Stored records
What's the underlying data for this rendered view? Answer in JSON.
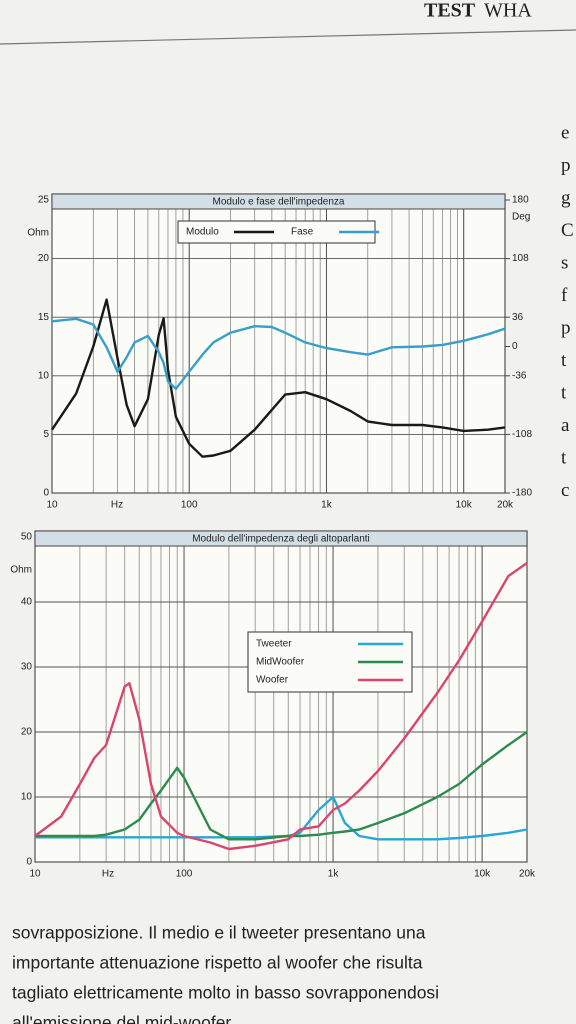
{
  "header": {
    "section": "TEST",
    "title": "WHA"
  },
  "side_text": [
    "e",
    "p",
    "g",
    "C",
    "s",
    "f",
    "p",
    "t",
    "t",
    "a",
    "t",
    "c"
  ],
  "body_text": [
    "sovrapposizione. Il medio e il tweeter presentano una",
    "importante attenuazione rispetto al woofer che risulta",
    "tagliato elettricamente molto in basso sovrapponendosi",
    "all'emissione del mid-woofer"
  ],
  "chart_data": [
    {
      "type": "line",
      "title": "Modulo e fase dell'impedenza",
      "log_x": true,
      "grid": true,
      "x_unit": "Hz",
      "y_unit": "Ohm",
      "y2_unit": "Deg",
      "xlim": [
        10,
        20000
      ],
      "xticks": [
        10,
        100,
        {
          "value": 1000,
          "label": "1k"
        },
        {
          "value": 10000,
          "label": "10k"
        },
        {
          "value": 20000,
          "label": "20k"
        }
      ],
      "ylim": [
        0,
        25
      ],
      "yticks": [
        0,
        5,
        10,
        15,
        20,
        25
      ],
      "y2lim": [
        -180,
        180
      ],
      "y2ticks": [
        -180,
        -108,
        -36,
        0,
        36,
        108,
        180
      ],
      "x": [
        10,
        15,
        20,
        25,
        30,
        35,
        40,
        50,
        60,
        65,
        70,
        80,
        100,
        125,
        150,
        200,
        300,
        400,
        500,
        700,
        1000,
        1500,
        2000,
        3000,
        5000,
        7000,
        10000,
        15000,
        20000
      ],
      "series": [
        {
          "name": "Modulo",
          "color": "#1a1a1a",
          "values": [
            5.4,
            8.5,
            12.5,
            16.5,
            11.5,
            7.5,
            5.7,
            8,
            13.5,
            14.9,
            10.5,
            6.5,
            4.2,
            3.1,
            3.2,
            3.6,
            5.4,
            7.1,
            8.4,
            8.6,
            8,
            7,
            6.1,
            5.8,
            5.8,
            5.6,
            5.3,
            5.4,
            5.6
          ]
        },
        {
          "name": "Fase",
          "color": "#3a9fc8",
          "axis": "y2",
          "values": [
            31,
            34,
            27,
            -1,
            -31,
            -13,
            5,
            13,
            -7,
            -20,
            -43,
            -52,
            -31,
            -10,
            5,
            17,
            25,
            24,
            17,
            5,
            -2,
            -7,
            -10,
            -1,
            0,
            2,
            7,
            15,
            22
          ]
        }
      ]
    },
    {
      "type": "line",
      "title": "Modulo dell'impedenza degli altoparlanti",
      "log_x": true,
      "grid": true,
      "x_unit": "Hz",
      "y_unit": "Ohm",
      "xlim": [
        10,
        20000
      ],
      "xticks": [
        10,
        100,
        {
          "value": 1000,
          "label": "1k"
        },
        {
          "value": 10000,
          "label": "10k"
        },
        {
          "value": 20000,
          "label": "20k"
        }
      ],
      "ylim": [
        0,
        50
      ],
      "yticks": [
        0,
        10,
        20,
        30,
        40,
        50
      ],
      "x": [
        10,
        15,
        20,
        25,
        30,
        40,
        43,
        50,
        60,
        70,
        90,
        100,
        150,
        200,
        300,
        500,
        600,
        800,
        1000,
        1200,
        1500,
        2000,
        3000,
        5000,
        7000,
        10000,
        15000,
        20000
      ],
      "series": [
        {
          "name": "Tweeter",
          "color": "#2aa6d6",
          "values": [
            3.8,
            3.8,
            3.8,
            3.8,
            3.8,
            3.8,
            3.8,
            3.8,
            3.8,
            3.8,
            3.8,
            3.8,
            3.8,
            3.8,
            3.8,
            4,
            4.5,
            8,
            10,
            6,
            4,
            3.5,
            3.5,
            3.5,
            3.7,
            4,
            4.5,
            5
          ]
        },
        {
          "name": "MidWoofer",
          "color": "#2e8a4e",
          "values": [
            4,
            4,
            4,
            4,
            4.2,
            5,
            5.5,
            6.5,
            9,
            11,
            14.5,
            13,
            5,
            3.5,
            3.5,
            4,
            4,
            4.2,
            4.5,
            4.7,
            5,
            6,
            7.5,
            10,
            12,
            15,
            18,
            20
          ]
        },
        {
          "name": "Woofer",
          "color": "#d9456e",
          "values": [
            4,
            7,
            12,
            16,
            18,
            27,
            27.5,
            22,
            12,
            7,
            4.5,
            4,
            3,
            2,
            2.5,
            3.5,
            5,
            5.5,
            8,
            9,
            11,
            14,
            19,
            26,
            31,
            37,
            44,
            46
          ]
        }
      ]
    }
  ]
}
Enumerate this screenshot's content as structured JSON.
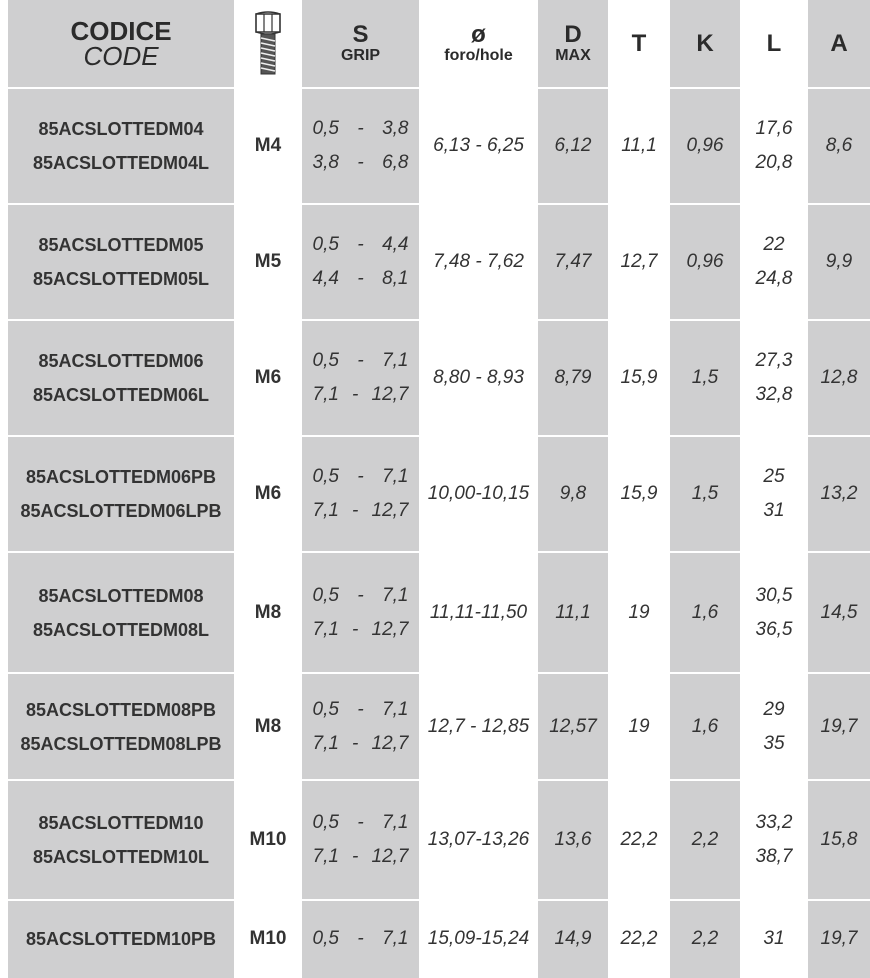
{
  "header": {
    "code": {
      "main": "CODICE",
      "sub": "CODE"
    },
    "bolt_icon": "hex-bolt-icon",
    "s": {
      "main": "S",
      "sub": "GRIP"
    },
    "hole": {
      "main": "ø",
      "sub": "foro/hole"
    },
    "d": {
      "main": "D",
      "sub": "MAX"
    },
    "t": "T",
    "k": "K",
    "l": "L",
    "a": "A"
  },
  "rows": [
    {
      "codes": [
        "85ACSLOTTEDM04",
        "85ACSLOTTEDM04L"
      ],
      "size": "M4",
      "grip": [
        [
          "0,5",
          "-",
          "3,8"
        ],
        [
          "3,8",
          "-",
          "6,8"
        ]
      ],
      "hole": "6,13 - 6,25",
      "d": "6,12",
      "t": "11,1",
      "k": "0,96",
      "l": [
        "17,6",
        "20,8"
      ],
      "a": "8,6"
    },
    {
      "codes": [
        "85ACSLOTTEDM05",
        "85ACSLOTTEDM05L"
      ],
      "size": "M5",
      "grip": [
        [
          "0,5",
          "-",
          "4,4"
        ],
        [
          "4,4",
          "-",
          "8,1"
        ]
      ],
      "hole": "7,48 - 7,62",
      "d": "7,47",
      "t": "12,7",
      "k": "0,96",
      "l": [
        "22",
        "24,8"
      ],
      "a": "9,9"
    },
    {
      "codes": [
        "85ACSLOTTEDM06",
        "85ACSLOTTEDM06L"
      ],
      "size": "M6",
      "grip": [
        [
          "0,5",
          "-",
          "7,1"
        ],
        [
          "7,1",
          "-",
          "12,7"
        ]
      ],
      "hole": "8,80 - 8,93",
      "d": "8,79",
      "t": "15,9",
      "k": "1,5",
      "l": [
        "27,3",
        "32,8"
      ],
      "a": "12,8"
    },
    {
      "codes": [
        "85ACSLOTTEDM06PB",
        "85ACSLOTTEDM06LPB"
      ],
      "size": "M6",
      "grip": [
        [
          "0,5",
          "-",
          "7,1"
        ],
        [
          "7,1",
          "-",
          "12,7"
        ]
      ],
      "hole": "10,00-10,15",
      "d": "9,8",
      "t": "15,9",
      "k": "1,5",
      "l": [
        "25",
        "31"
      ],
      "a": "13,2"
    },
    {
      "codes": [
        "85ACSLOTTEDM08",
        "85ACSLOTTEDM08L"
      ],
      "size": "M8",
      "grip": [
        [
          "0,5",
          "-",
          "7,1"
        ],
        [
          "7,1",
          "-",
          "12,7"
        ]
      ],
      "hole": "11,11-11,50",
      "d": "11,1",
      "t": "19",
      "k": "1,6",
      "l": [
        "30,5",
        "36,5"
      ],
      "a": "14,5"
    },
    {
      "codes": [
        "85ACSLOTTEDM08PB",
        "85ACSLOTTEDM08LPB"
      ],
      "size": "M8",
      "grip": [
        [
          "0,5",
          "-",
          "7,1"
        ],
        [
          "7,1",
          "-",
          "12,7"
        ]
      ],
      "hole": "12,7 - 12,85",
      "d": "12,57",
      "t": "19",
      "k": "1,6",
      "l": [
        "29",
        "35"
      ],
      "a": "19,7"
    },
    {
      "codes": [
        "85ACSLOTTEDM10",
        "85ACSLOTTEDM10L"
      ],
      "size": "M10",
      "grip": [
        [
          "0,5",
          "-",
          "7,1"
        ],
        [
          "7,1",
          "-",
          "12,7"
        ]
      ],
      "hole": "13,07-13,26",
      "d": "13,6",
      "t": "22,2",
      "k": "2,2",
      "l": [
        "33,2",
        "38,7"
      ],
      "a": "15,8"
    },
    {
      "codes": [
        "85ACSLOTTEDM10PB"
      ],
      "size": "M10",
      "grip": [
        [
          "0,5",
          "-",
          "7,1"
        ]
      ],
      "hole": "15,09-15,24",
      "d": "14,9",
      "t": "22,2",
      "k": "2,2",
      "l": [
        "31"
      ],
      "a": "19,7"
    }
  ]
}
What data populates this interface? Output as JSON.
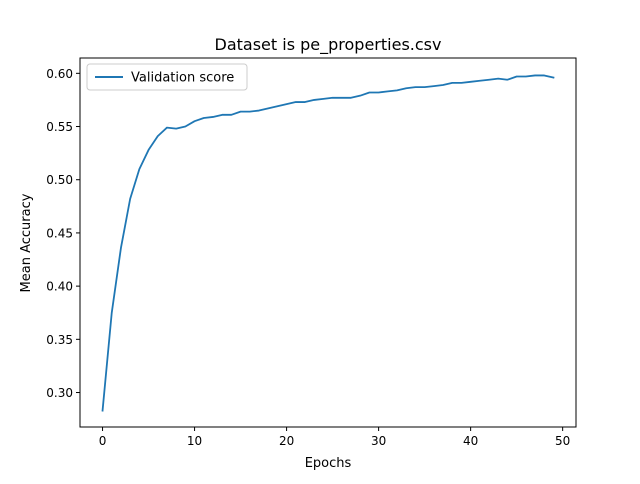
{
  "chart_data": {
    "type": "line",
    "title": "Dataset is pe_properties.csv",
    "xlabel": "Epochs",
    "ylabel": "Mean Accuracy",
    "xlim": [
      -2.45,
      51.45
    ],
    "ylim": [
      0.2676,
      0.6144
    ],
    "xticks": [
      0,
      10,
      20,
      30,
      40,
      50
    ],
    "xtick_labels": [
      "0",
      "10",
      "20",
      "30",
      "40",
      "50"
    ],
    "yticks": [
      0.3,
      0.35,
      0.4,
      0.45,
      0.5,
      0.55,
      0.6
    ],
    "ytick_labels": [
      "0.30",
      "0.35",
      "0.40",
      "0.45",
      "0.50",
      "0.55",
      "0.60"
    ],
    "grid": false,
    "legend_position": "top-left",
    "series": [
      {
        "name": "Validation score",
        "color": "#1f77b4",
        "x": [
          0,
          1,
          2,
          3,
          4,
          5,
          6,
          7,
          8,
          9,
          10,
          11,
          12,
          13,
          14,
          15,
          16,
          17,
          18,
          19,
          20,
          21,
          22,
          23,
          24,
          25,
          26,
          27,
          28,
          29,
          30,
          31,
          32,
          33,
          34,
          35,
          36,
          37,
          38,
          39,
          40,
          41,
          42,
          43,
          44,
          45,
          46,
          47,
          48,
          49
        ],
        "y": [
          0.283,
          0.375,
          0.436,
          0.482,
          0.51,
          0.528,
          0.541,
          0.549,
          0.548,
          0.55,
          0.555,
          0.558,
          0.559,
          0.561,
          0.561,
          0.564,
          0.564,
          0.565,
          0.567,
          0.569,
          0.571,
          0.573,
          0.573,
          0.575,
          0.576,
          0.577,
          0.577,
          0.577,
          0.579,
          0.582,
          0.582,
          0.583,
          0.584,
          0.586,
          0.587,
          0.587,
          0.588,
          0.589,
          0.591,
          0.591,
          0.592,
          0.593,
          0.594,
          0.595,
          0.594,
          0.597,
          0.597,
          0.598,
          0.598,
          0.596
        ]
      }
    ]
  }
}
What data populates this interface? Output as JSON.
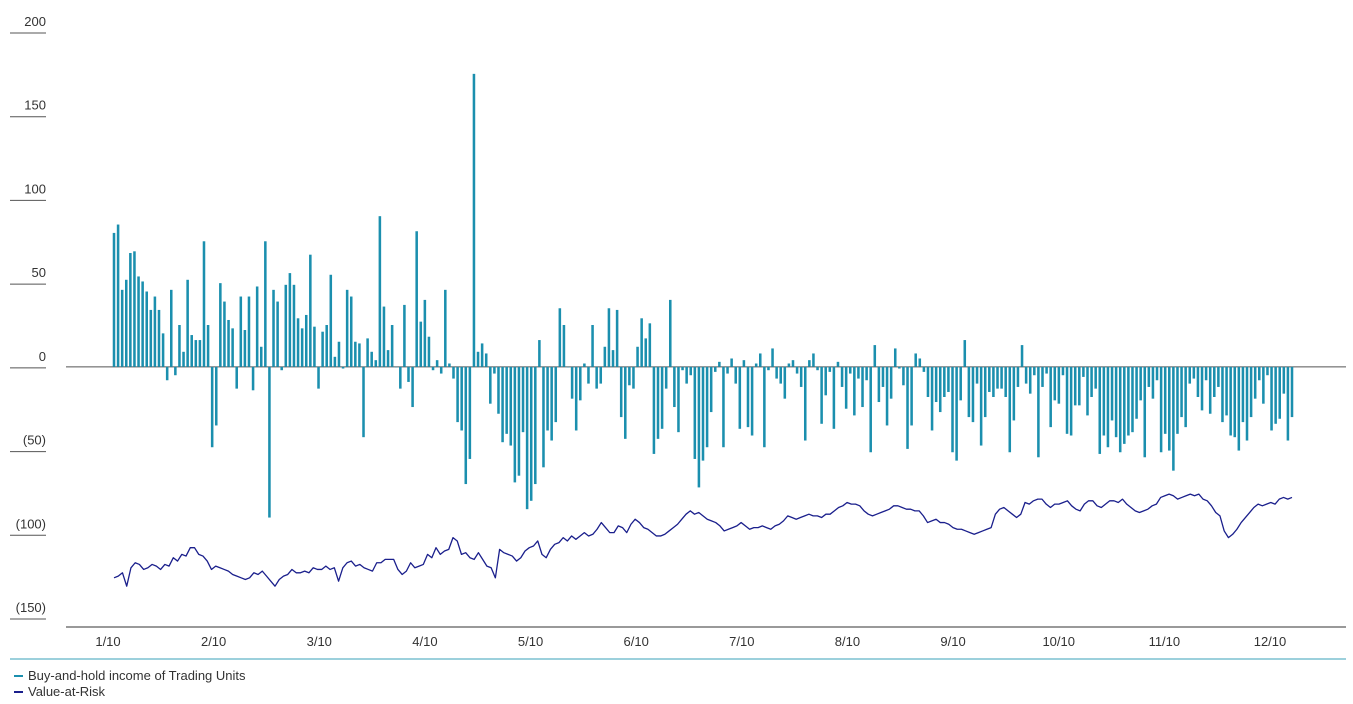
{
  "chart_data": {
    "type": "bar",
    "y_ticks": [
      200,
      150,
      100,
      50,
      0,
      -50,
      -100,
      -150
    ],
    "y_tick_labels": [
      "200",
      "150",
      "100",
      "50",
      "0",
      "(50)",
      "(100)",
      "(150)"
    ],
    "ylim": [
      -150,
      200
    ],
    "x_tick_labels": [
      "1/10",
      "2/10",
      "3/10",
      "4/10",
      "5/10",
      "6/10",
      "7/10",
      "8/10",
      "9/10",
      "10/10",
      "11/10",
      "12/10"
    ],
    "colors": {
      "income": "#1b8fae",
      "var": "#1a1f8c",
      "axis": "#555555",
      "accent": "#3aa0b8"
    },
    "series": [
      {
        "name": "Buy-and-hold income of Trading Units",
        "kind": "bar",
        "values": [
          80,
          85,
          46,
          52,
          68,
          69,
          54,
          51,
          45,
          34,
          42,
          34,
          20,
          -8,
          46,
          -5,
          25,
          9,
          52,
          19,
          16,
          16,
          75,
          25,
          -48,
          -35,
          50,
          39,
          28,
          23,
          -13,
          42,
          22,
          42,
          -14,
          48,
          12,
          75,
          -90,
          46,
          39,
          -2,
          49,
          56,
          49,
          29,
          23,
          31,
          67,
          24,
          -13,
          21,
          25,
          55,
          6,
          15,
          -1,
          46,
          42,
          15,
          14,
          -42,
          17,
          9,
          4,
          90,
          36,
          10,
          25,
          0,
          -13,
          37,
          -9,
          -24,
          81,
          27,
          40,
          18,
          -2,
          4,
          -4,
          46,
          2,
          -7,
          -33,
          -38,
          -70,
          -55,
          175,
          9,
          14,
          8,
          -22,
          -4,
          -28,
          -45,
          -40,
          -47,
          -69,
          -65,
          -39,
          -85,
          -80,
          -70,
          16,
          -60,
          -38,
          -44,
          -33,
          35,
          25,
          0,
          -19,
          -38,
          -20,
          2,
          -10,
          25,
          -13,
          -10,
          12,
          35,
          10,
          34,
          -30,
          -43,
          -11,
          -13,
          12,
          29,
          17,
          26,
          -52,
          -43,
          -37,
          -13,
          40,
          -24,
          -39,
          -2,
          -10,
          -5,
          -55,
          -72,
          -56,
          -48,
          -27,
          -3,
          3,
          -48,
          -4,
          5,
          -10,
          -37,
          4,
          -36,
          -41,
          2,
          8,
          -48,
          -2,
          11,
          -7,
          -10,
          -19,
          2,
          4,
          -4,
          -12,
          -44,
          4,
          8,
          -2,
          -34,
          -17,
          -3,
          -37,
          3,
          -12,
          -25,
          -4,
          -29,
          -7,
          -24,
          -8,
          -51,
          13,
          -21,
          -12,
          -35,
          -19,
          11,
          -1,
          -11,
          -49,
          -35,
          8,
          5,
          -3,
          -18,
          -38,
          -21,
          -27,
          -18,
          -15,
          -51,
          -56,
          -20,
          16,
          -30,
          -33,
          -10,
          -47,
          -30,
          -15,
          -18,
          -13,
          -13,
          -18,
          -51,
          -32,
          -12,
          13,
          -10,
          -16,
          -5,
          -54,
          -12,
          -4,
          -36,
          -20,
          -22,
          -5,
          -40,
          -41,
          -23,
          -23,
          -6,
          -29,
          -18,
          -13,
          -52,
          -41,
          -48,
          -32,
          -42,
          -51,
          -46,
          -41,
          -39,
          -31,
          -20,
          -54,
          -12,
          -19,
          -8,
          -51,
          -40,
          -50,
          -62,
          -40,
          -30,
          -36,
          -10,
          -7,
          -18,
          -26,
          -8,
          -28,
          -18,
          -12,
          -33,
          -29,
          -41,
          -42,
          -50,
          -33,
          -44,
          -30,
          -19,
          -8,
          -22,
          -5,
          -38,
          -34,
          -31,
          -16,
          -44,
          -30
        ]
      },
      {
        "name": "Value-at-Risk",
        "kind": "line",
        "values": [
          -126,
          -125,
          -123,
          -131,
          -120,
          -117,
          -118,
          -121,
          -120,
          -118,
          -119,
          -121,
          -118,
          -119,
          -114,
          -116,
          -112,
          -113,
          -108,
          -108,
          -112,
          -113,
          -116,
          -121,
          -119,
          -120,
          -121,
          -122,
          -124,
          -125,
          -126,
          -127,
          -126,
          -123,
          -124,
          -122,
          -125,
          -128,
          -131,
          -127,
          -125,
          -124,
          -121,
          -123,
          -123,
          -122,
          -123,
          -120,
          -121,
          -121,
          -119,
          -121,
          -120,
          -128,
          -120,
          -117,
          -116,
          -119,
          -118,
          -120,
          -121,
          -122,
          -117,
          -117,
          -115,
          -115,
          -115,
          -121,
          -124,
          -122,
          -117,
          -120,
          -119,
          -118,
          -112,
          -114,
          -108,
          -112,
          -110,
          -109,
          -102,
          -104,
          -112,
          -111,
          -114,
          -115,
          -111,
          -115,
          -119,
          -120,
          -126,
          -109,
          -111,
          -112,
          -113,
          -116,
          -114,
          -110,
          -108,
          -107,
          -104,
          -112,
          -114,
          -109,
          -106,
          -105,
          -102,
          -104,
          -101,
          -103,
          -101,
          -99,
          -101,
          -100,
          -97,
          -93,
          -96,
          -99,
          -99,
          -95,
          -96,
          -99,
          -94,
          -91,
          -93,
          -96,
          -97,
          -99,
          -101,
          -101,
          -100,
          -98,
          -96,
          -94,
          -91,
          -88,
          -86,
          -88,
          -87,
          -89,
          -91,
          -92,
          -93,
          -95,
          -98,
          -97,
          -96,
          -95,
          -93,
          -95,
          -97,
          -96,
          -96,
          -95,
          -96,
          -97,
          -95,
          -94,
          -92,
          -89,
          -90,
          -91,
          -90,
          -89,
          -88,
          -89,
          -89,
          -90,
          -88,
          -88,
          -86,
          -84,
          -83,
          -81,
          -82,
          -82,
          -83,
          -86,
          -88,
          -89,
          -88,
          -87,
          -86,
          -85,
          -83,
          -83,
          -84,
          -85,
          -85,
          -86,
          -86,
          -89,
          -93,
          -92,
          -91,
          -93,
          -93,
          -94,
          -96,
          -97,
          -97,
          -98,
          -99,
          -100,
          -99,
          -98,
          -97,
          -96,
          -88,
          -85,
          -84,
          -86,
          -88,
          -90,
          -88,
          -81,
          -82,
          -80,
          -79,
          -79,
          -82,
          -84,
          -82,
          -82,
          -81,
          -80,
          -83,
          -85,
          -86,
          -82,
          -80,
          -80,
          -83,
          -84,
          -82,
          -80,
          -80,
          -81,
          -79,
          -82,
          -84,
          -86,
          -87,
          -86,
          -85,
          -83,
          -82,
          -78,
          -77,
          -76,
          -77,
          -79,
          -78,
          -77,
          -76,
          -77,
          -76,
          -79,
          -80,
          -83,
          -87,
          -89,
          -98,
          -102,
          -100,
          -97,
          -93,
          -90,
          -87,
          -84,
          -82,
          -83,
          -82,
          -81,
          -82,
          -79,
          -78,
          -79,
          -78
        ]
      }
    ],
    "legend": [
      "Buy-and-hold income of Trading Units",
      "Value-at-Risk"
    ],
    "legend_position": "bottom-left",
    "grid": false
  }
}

### [Short task]
From the listing above, pick out each line where the word "hole" appears.

### [Task response]
    "hole": {
      "sub": "foro/hole"
      "hole": "6,13 - 6,25",
      "hole": "7,48 - 7,62",
      "hole": "8,80 - 8,93",
      "hole": "10,00-10,15",
      "hole": "11,11-11,50",
      "hole": "12,7 - 12,85",
      "hole": "13,07-13,26",
      "hole": "15,09-15,24",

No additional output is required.